WHAT TO PRODUCE:
What is needed is an exact copy of the entries below, from the line that contains "Read this page and output its text content." through the final line, both included, and nothing else.

DATA EXTRACT:
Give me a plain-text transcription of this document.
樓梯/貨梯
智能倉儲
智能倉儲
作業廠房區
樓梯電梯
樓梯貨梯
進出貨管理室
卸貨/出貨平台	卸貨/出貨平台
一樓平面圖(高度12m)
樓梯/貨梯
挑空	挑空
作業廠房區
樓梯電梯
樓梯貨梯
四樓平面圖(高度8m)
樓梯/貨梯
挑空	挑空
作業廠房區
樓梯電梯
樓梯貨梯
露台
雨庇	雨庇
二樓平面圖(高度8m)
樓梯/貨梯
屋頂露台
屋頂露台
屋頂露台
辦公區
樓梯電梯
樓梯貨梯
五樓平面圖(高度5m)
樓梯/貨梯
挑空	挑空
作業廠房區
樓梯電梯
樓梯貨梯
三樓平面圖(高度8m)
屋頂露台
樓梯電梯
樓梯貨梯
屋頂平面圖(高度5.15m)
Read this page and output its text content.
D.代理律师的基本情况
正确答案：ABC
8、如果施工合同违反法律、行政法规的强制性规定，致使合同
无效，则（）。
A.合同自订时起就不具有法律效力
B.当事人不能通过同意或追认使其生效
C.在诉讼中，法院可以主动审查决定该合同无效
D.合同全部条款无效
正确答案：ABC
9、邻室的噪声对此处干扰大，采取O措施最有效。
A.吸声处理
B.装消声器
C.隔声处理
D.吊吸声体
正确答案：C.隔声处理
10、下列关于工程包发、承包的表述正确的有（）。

TASK RESULT:
Read this page and output its text content.
D.代理律师的基本情况
正确答案：ABC
8、如果施工合同违反法律、行政法规的强制性规定，致使合同
无效，则（）。
A.合同自订时起就不具有法律效力
B.当事人不能通过同意或追认使其生效
C.在诉讼中，法院可以主动审查决定该合同无效
D.合同全部条款无效
正确答案：ABC
9、邻室的噪声对此处干扰大，采取O措施最有效。
A.吸声处理
B.装消声器
C.隔声处理
D.吊吸声体
正确答案：C.隔声处理
10、下列关于工程包发、承包的表述正确的有（）。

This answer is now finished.